**Written exercise**
Update the material from the line with "background-band [78,40,97,561]" up to and including the line with "x-tick-label: 30-31 [353,566,385,579]", changing "x-tick-label" to "x-axis-tick" and leaving everything else as it is. Return only those lines.
Task input start
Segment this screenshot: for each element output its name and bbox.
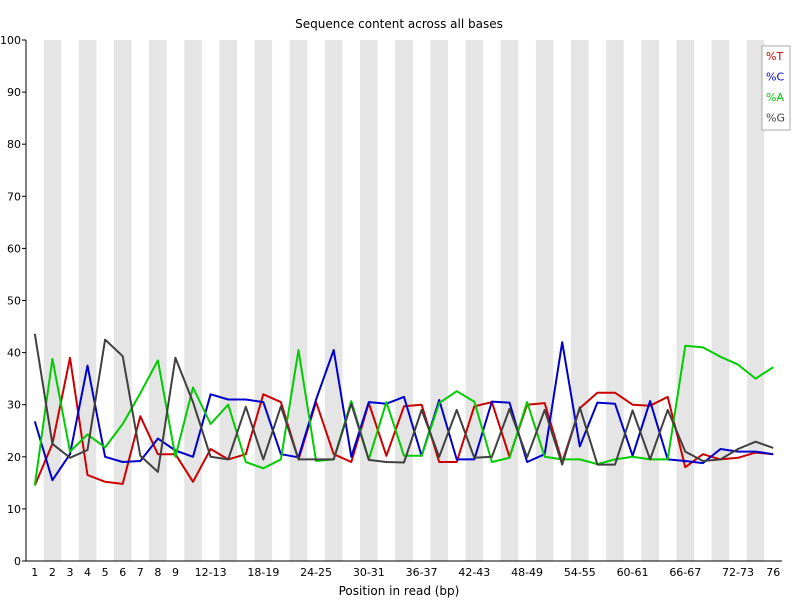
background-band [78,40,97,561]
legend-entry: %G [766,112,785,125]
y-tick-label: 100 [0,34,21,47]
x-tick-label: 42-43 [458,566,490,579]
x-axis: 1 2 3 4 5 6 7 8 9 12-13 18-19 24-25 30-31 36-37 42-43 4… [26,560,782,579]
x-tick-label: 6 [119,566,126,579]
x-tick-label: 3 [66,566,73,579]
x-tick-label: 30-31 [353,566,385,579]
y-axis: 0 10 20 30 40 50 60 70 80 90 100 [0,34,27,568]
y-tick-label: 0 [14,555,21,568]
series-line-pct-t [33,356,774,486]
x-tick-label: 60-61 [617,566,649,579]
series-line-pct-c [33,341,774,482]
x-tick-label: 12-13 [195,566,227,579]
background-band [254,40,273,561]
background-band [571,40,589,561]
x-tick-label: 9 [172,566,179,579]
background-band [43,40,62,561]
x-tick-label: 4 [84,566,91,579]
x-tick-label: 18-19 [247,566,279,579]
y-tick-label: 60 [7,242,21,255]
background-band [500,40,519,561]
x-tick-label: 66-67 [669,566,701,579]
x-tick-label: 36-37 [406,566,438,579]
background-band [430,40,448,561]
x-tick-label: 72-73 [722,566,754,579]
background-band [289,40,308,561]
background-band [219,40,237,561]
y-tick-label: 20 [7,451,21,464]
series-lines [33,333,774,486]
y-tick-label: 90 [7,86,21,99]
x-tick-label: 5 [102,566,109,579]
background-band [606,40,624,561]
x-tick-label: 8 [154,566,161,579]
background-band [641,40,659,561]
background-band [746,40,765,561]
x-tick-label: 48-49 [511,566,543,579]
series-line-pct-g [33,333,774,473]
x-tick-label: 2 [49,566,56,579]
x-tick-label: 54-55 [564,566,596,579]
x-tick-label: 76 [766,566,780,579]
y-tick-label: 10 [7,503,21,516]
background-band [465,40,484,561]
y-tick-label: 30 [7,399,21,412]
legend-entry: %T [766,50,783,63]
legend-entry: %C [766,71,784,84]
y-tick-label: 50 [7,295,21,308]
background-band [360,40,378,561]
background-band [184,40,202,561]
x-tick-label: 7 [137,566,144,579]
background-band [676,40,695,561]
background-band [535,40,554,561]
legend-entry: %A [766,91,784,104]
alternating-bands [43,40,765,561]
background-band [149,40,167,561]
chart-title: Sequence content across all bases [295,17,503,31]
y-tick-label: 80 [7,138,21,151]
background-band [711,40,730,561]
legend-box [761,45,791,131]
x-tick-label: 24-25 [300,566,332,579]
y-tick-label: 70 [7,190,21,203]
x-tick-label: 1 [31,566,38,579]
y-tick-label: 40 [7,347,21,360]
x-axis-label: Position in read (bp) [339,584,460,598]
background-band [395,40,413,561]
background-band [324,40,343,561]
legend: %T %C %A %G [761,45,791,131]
Task input end
Task input start
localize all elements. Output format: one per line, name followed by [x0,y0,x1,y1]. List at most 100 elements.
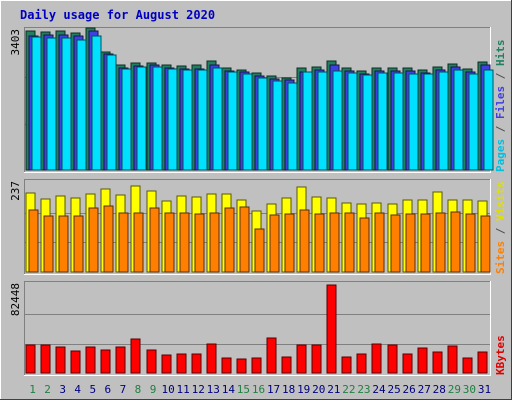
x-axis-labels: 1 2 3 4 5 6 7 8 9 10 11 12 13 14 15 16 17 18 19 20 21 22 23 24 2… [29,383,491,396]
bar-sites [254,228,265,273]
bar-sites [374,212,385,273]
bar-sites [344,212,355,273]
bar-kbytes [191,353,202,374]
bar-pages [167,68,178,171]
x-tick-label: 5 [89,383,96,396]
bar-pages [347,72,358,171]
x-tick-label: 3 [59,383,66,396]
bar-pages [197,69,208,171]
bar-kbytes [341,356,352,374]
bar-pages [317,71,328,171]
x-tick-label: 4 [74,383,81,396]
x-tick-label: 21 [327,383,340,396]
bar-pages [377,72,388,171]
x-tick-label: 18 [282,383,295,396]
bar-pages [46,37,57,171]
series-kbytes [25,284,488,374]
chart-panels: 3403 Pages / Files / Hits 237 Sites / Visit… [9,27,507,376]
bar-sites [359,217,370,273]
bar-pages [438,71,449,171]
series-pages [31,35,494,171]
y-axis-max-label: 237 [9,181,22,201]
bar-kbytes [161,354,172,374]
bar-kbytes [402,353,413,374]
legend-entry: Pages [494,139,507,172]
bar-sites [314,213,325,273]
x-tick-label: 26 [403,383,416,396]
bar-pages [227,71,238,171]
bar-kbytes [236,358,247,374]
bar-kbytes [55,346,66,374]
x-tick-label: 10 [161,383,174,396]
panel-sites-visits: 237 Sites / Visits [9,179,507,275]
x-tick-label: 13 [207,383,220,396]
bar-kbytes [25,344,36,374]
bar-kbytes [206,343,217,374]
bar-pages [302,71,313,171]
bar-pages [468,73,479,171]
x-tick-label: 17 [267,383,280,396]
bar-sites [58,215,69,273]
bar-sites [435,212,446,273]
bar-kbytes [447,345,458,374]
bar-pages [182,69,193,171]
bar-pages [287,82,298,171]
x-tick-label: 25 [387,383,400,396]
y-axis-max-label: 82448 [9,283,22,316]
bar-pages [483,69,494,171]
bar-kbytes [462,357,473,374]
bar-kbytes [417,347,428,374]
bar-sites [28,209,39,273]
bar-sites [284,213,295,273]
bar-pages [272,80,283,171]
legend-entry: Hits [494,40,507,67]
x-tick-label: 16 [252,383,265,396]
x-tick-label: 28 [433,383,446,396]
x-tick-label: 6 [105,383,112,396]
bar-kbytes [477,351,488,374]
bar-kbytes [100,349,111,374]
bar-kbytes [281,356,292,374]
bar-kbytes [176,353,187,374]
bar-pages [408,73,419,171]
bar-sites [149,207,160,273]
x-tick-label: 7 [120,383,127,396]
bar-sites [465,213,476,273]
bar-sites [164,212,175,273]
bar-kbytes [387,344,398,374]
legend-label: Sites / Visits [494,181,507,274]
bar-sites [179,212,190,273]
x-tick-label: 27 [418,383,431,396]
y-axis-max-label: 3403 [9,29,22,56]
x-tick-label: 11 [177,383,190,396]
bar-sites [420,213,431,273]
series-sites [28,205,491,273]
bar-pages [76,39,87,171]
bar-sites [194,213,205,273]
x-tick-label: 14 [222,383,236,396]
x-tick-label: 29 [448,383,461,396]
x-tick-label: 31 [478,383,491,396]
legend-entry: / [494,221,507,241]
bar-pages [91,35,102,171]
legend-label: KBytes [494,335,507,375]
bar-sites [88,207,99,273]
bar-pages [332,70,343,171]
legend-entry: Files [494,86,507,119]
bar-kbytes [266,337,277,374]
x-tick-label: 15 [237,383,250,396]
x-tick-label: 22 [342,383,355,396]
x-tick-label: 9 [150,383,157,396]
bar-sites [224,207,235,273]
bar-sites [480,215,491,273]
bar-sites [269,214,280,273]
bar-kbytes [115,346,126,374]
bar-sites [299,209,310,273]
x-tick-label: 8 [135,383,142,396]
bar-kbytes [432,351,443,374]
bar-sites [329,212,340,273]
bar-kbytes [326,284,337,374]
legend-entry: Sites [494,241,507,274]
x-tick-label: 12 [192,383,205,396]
Task input end
**Response below**
background-band [78,40,97,561]
legend-entry: %G [766,112,785,125]
y-tick-label: 100 [0,34,21,47]
x-axis-tick: 42-43 [458,566,490,579]
x-axis: 1 2 3 4 5 6 7 8 9 12-13 18-19 24-25 30-31 36-37 42-43 4… [26,560,782,579]
x-axis-tick: 6 [119,566,126,579]
x-axis-tick: 3 [66,566,73,579]
x-axis-tick: 30-31 [353,566,385,579]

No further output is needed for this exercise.